### YOUR INSTRUCTIONS
Write out the entries below once more, exactly, with the pictures left out.

Dataset entries
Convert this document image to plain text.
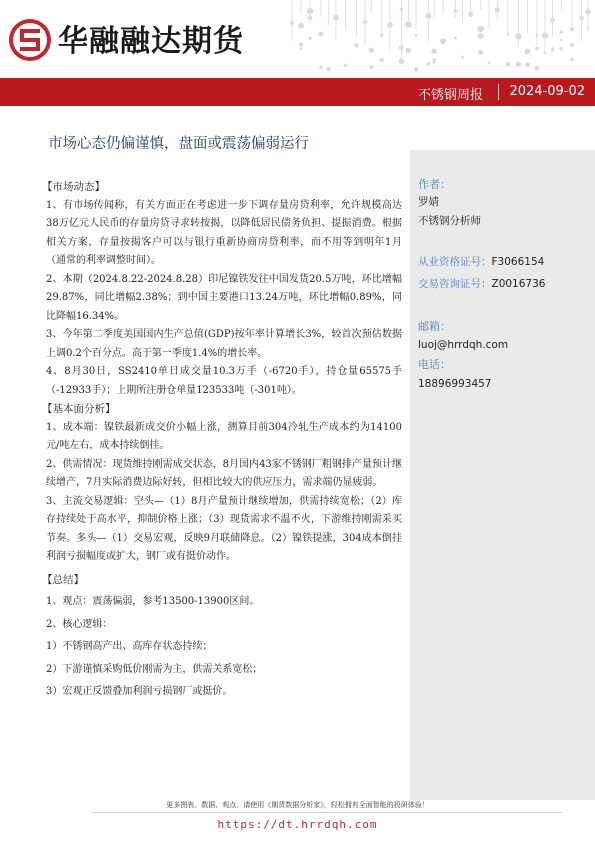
华融融达期货
不锈钢周报 2024-09-02
市场心态仍偏谨慎，盘面或震荡偏弱运行
作者：
罗婧
不锈钢分析师
从业资格证号：F3066154
交易咨询证号：Z0016736
邮箱：
luoj@hrrdqh.com
电话：
18896993457
【市场动态】

1、有市场传闻称，有关方面正在考虑进一步下调存量房贷利率，允许规模高达38万亿元人民币的存量房贷寻求转按揭，以降低居民债务负担、提振消费。根据相关方案，存量按揭客户可以与银行重新协商房贷利率，而不用等到明年1月（通常的利率调整时间）。

2、本期（2024.8.22-2024.8.28）印尼镍铁发往中国发货20.5万吨，环比增幅29.87%，同比增幅2.38%；到中国主要港口13.24万吨，环比增幅0.89%，同比降幅16.34%。

3、今年第二季度美国国内生产总值(GDP)按年率计算增长3%，较首次预估数据上调0.2个百分点。高于第一季度1.4%的增长率。

4、8月30日，SS2410单日成交量10.3万手（-6720手），持仓量65575手（-12933手）；上期所注册仓单量123533吨（-301吨）。

【基本面分析】

1、成本端：镍铁最新成交价小幅上涨，测算目前304冷轧生产成本约为14100元/吨左右，成本持续倒挂。

2、供需情况：现货维持刚需成交状态，8月国内43家不锈钢厂粗钢排产量预计继续增产，7月实际消费边际好转，但相比较大的供应压力，需求端仍显疲弱。

3、主流交易逻辑：空头—（1）8月产量预计继续增加，供需持续宽松；（2）库存持续处于高水平，抑制价格上涨；（3）现货需求不温不火，下游维持刚需采买节奏。多头—（1）交易宏观，反映9月联储降息。（2）镍铁提涨，304成本倒挂利润亏损幅度或扩大，钢厂或有挺价动作。

【总结】

1、观点：震荡偏弱，参考13500-13900区间。

2、核心逻辑：

1）不锈钢高产出、高库存状态持续；

2）下游谨慎采购低价刚需为主，供需关系宽松；

3）宏观正反馈叠加利润亏损钢厂或挺价。

更多图表、数据、观点、请使用《期货数据分析家》，轻松拥有全面智能的投研体验！
https://dt.hrrdqh.com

### RESULT
Convert this document image to plain text.
华融融达期货
不锈钢周报 2024-09-02
市场心态仍偏谨慎，盘面或震荡偏弱运行
作者：
罗婧
不锈钢分析师
从业资格证号：F3066154
交易咨询证号：Z0016736
邮箱：
luoj@hrrdqh.com
电话：
18896993457
【市场动态】

1、有市场传闻称，有关方面正在考虑进一步下调存量房贷利率，允许规模高达38万亿元人民币的存量房贷寻求转按揭，以降低居民债务负担、提振消费。根据相关方案，存量按揭客户可以与银行重新协商房贷利率，而不用等到明年1月（通常的利率调整时间）。

2、本期（2024.8.22-2024.8.28）印尼镍铁发往中国发货20.5万吨，环比增幅29.87%，同比增幅2.38%；到中国主要港口13.24万吨，环比增幅0.89%，同比降幅16.34%。

3、今年第二季度美国国内生产总值(GDP)按年率计算增长3%，较首次预估数据上调0.2个百分点。高于第一季度1.4%的增长率。

4、8月30日，SS2410单日成交量10.3万手（-6720手），持仓量65575手（-12933手）；上期所注册仓单量123533吨（-301吨）。

【基本面分析】

1、成本端：镍铁最新成交价小幅上涨，测算目前304冷轧生产成本约为14100元/吨左右，成本持续倒挂。

2、供需情况：现货维持刚需成交状态，8月国内43家不锈钢厂粗钢排产量预计继续增产，7月实际消费边际好转，但相比较大的供应压力，需求端仍显疲弱。

3、主流交易逻辑：空头—（1）8月产量预计继续增加，供需持续宽松；（2）库存持续处于高水平，抑制价格上涨；（3）现货需求不温不火，下游维持刚需采买节奏。多头—（1）交易宏观，反映9月联储降息。（2）镍铁提涨，304成本倒挂利润亏损幅度或扩大，钢厂或有挺价动作。

【总结】

1、观点：震荡偏弱，参考13500-13900区间。

2、核心逻辑：

1）不锈钢高产出、高库存状态持续；

2）下游谨慎采购低价刚需为主，供需关系宽松；

3）宏观正反馈叠加利润亏损钢厂或挺价。

更多图表、数据、观点、请使用《期货数据分析家》，轻松拥有全面智能的投研体验！
https://dt.hrrdqh.com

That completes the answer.